• **STATED TASK**: Can you quote the records below in full, word for word?
* * * * * * *
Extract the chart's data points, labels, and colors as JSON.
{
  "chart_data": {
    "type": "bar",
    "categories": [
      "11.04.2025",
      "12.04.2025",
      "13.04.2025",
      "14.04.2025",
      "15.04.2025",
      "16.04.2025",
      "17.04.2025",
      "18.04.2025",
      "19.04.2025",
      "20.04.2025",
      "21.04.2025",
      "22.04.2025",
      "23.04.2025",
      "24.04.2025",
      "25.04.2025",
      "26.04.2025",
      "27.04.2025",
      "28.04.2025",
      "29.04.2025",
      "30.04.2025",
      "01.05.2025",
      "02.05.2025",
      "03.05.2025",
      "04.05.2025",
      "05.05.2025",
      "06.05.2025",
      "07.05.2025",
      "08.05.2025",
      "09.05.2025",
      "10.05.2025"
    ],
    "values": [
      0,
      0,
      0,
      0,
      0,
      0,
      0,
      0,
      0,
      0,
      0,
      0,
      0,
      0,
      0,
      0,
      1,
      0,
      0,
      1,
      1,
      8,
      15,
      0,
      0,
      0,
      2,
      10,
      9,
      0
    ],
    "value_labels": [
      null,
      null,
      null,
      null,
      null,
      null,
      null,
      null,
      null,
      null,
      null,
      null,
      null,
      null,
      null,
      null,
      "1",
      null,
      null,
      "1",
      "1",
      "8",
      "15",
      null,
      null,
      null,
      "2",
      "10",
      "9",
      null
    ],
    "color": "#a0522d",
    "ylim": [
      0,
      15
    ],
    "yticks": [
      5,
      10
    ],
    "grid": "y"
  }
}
* * * * * * *
• **RESULT OF THE EXERCISE**:
Extract the chart's data points, labels, and colors as JSON.
{
  "chart_data": {
    "type": "bar",
    "categories": [
      "11.04.2025",
      "12.04.2025",
      "13.04.2025",
      "14.04.2025",
      "15.04.2025",
      "16.04.2025",
      "17.04.2025",
      "18.04.2025",
      "19.04.2025",
      "20.04.2025",
      "21.04.2025",
      "22.04.2025",
      "23.04.2025",
      "24.04.2025",
      "25.04.2025",
      "26.04.2025",
      "27.04.2025",
      "28.04.2025",
      "29.04.2025",
      "30.04.2025",
      "01.05.2025",
      "02.05.2025",
      "03.05.2025",
      "04.05.2025",
      "05.05.2025",
      "06.05.2025",
      "07.05.2025",
      "08.05.2025",
      "09.05.2025",
      "10.05.2025"
    ],
    "values": [
      0,
      0,
      0,
      0,
      0,
      0,
      0,
      0,
      0,
      0,
      0,
      0,
      0,
      0,
      0,
      0,
      1,
      0,
      0,
      1,
      1,
      8,
      15,
      0,
      0,
      0,
      2,
      10,
      9,
      0
    ],
    "value_labels": [
      null,
      null,
      null,
      null,
      null,
      null,
      null,
      null,
      null,
      null,
      null,
      null,
      null,
      null,
      null,
      null,
      "1",
      null,
      null,
      "1",
      "1",
      "8",
      "15",
      null,
      null,
      null,
      "2",
      "10",
      "9",
      null
    ],
    "color": "#a0522d",
    "ylim": [
      0,
      15
    ],
    "yticks": [
      5,
      10
    ],
    "grid": "y"
  }
}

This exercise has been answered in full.